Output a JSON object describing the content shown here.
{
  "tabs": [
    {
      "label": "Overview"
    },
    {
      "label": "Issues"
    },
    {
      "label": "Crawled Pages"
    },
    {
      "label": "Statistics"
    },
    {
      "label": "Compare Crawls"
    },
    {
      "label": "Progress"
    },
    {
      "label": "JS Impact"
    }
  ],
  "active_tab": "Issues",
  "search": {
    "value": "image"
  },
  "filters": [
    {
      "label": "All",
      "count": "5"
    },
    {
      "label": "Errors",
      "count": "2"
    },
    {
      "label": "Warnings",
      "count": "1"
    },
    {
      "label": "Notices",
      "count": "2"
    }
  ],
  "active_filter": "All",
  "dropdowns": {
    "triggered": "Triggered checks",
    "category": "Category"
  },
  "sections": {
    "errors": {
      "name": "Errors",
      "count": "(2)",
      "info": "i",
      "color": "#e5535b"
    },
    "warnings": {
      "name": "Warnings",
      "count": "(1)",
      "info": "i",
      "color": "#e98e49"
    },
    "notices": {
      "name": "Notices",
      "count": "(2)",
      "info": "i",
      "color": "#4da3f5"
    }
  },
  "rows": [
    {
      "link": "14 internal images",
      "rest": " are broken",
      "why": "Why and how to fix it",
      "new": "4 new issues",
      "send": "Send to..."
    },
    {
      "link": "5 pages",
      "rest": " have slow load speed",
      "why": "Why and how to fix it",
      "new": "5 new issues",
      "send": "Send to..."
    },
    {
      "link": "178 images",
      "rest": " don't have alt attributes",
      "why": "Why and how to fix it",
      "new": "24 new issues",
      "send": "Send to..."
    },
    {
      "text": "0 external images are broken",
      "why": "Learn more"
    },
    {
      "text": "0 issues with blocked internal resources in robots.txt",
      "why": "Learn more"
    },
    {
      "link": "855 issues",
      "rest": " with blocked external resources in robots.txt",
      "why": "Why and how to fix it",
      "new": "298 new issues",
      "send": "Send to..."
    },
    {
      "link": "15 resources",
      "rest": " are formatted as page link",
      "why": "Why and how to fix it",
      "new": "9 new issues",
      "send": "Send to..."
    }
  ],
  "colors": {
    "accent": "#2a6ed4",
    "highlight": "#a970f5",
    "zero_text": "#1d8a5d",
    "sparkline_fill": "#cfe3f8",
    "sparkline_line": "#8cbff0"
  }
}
= = =
▶ [What this task involves] Make an exact copy of the material above.

▶ [Solution below]
Output a JSON object describing the content shown here.
{
  "tabs": [
    {
      "label": "Overview"
    },
    {
      "label": "Issues"
    },
    {
      "label": "Crawled Pages"
    },
    {
      "label": "Statistics"
    },
    {
      "label": "Compare Crawls"
    },
    {
      "label": "Progress"
    },
    {
      "label": "JS Impact"
    }
  ],
  "active_tab": "Issues",
  "search": {
    "value": "image"
  },
  "filters": [
    {
      "label": "All",
      "count": "5"
    },
    {
      "label": "Errors",
      "count": "2"
    },
    {
      "label": "Warnings",
      "count": "1"
    },
    {
      "label": "Notices",
      "count": "2"
    }
  ],
  "active_filter": "All",
  "dropdowns": {
    "triggered": "Triggered checks",
    "category": "Category"
  },
  "sections": {
    "errors": {
      "name": "Errors",
      "count": "(2)",
      "info": "i",
      "color": "#e5535b"
    },
    "warnings": {
      "name": "Warnings",
      "count": "(1)",
      "info": "i",
      "color": "#e98e49"
    },
    "notices": {
      "name": "Notices",
      "count": "(2)",
      "info": "i",
      "color": "#4da3f5"
    }
  },
  "rows": [
    {
      "link": "14 internal images",
      "rest": " are broken",
      "why": "Why and how to fix it",
      "new": "4 new issues",
      "send": "Send to..."
    },
    {
      "link": "5 pages",
      "rest": " have slow load speed",
      "why": "Why and how to fix it",
      "new": "5 new issues",
      "send": "Send to..."
    },
    {
      "link": "178 images",
      "rest": " don't have alt attributes",
      "why": "Why and how to fix it",
      "new": "24 new issues",
      "send": "Send to..."
    },
    {
      "text": "0 external images are broken",
      "why": "Learn more"
    },
    {
      "text": "0 issues with blocked internal resources in robots.txt",
      "why": "Learn more"
    },
    {
      "link": "855 issues",
      "rest": " with blocked external resources in robots.txt",
      "why": "Why and how to fix it",
      "new": "298 new issues",
      "send": "Send to..."
    },
    {
      "link": "15 resources",
      "rest": " are formatted as page link",
      "why": "Why and how to fix it",
      "new": "9 new issues",
      "send": "Send to..."
    }
  ],
  "colors": {
    "accent": "#2a6ed4",
    "highlight": "#a970f5",
    "zero_text": "#1d8a5d",
    "sparkline_fill": "#cfe3f8",
    "sparkline_line": "#8cbff0"
  }
}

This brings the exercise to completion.